__YOUR INSTRUCTIONS__.
Quote the entries in full, character for character, without their images.

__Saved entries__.
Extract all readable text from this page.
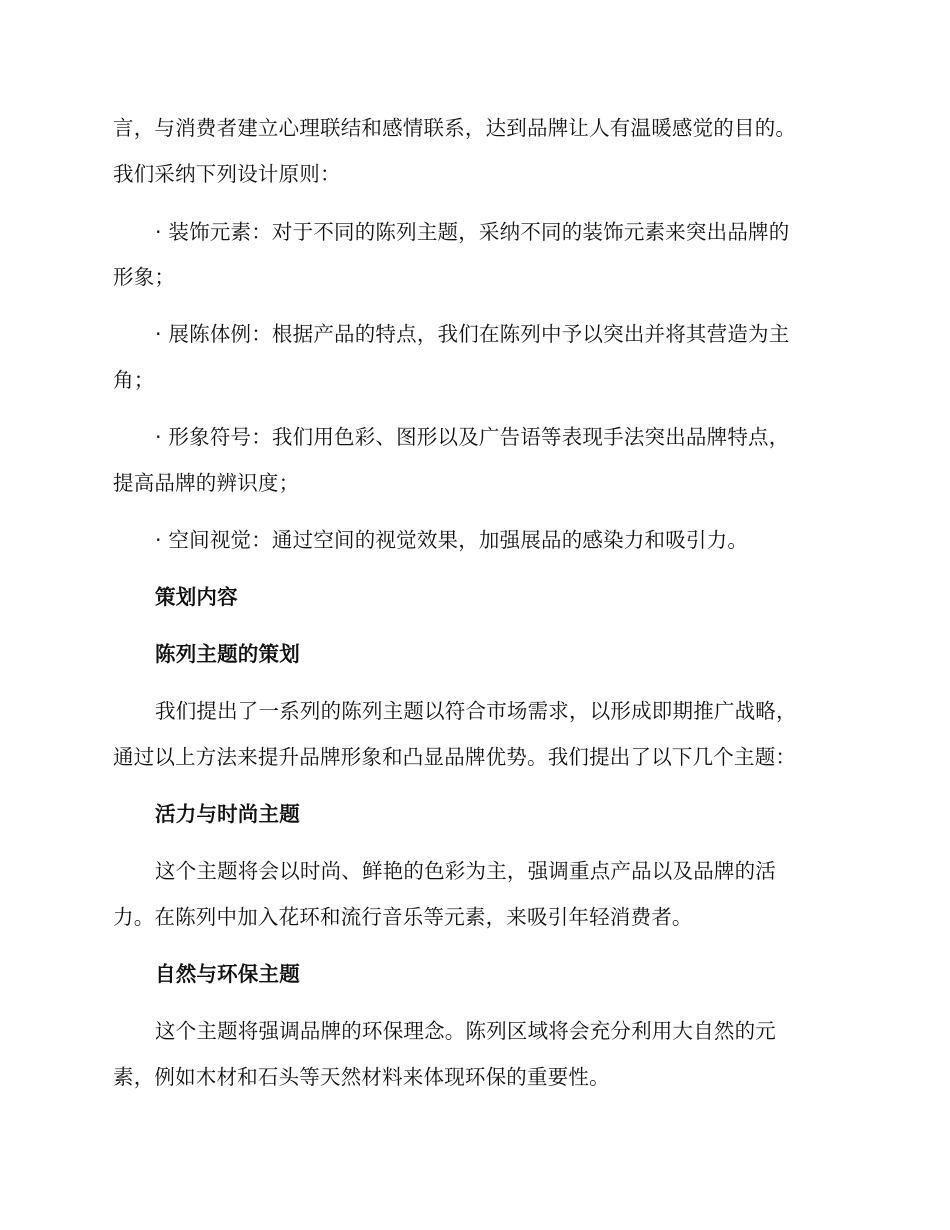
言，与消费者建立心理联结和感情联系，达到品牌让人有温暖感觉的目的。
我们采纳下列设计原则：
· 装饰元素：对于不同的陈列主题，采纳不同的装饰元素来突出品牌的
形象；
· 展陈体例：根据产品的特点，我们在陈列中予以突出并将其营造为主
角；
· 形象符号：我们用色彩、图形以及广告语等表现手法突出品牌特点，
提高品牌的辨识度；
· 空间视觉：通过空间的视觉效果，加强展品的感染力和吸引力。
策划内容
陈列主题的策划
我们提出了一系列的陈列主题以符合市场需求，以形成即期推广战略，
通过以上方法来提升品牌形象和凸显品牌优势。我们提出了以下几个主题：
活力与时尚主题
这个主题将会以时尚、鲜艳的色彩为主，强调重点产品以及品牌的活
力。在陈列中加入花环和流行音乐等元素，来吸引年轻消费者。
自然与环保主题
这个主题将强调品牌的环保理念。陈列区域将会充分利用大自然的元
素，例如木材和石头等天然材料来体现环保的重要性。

__RESPONSE TO THE TASK__.
Extract all readable text from this page.
言，与消费者建立心理联结和感情联系，达到品牌让人有温暖感觉的目的。
我们采纳下列设计原则：
· 装饰元素：对于不同的陈列主题，采纳不同的装饰元素来突出品牌的
形象；
· 展陈体例：根据产品的特点，我们在陈列中予以突出并将其营造为主
角；
· 形象符号：我们用色彩、图形以及广告语等表现手法突出品牌特点，
提高品牌的辨识度；
· 空间视觉：通过空间的视觉效果，加强展品的感染力和吸引力。
策划内容
陈列主题的策划
我们提出了一系列的陈列主题以符合市场需求，以形成即期推广战略，
通过以上方法来提升品牌形象和凸显品牌优势。我们提出了以下几个主题：
活力与时尚主题
这个主题将会以时尚、鲜艳的色彩为主，强调重点产品以及品牌的活
力。在陈列中加入花环和流行音乐等元素，来吸引年轻消费者。
自然与环保主题
这个主题将强调品牌的环保理念。陈列区域将会充分利用大自然的元
素，例如木材和石头等天然材料来体现环保的重要性。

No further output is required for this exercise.